▶ [EXERCISE] Please set down all the lines beneath this one exactly, without the pictures.

▶ [SUPPLIED INFORMATION]
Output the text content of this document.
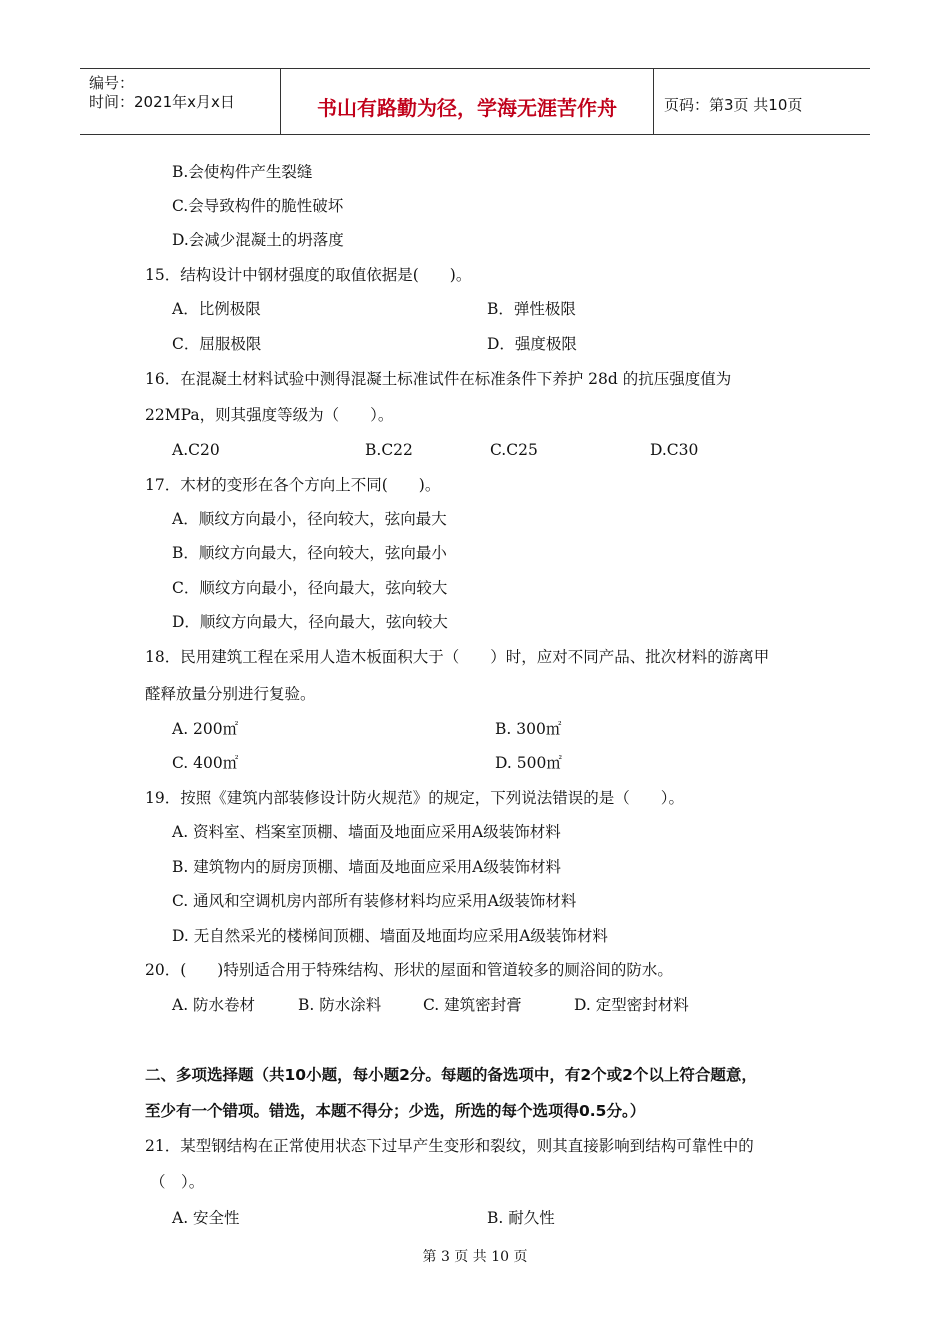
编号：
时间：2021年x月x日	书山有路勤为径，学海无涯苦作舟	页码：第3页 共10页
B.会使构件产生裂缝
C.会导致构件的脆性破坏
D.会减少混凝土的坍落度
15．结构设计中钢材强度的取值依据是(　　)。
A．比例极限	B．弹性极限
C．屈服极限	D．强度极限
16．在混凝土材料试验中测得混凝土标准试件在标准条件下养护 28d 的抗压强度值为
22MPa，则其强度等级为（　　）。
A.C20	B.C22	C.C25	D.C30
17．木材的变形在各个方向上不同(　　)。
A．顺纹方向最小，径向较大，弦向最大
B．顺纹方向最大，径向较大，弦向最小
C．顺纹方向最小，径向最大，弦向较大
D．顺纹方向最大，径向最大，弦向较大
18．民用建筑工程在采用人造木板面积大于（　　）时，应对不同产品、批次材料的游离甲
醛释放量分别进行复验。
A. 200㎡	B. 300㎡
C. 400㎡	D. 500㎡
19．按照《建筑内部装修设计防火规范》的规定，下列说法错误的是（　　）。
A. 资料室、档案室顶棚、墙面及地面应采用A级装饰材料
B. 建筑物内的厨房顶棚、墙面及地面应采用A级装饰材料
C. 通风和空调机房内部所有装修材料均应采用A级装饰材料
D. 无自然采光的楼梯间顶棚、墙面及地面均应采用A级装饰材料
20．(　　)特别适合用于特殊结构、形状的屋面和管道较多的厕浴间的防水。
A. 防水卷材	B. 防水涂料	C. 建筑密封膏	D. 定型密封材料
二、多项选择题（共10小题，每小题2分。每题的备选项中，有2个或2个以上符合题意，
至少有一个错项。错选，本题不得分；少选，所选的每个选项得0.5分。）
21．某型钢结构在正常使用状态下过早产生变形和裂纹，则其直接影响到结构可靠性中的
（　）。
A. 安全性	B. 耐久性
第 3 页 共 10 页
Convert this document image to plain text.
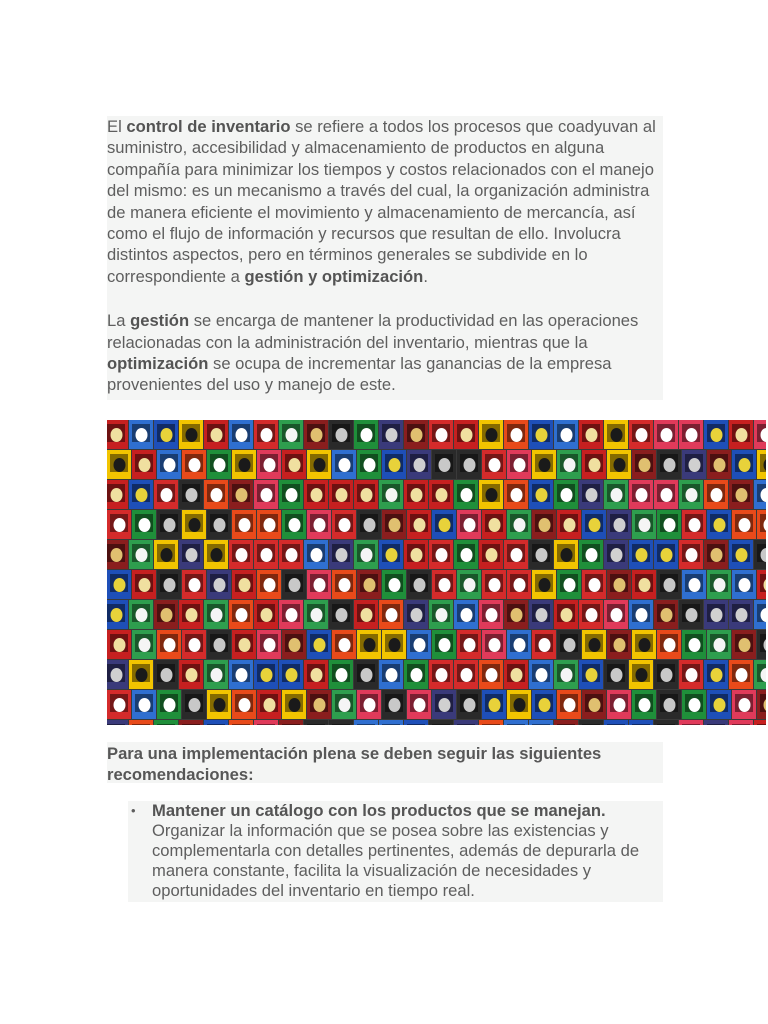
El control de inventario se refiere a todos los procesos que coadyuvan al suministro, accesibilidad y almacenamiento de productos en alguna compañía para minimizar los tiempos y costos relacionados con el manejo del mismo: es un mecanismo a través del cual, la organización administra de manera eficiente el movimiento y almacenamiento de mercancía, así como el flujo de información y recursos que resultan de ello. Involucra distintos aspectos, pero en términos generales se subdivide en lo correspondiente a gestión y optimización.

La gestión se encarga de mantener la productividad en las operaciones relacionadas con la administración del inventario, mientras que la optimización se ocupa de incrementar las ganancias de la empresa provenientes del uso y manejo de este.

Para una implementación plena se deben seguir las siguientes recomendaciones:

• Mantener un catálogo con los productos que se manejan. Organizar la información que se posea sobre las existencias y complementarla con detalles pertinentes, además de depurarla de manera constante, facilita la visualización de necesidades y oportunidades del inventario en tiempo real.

▶ [SOLUTION]
Output the text content of this document.
编号：
时间：2021年x月x日	书山有路勤为径，学海无涯苦作舟	页码：第3页 共10页
B.会使构件产生裂缝
C.会导致构件的脆性破坏
D.会减少混凝土的坍落度
15．结构设计中钢材强度的取值依据是(　　)。
A．比例极限	B．弹性极限
C．屈服极限	D．强度极限
16．在混凝土材料试验中测得混凝土标准试件在标准条件下养护 28d 的抗压强度值为
22MPa，则其强度等级为（　　）。
A.C20	B.C22	C.C25	D.C30
17．木材的变形在各个方向上不同(　　)。
A．顺纹方向最小，径向较大，弦向最大
B．顺纹方向最大，径向较大，弦向最小
C．顺纹方向最小，径向最大，弦向较大
D．顺纹方向最大，径向最大，弦向较大
18．民用建筑工程在采用人造木板面积大于（　　）时，应对不同产品、批次材料的游离甲
醛释放量分别进行复验。
A. 200㎡	B. 300㎡
C. 400㎡	D. 500㎡
19．按照《建筑内部装修设计防火规范》的规定，下列说法错误的是（　　）。
A. 资料室、档案室顶棚、墙面及地面应采用A级装饰材料
B. 建筑物内的厨房顶棚、墙面及地面应采用A级装饰材料
C. 通风和空调机房内部所有装修材料均应采用A级装饰材料
D. 无自然采光的楼梯间顶棚、墙面及地面均应采用A级装饰材料
20．(　　)特别适合用于特殊结构、形状的屋面和管道较多的厕浴间的防水。
A. 防水卷材	B. 防水涂料	C. 建筑密封膏	D. 定型密封材料
二、多项选择题（共10小题，每小题2分。每题的备选项中，有2个或2个以上符合题意，
至少有一个错项。错选，本题不得分；少选，所选的每个选项得0.5分。）
21．某型钢结构在正常使用状态下过早产生变形和裂纹，则其直接影响到结构可靠性中的
（　）。
A. 安全性	B. 耐久性
第 3 页 共 10 页
Convert this document image to plain text.
El control de inventario se refiere a todos los procesos que coadyuvan al suministro, accesibilidad y almacenamiento de productos en alguna compañía para minimizar los tiempos y costos relacionados con el manejo del mismo: es un mecanismo a través del cual, la organización administra de manera eficiente el movimiento y almacenamiento de mercancía, así como el flujo de información y recursos que resultan de ello. Involucra distintos aspectos, pero en términos generales se subdivide en lo correspondiente a gestión y optimización.

La gestión se encarga de mantener la productividad en las operaciones relacionadas con la administración del inventario, mientras que la optimización se ocupa de incrementar las ganancias de la empresa provenientes del uso y manejo de este.

Para una implementación plena se deben seguir las siguientes recomendaciones:

• Mantener un catálogo con los productos que se manejan. Organizar la información que se posea sobre las existencias y complementarla con detalles pertinentes, además de depurarla de manera constante, facilita la visualización de necesidades y oportunidades del inventario en tiempo real.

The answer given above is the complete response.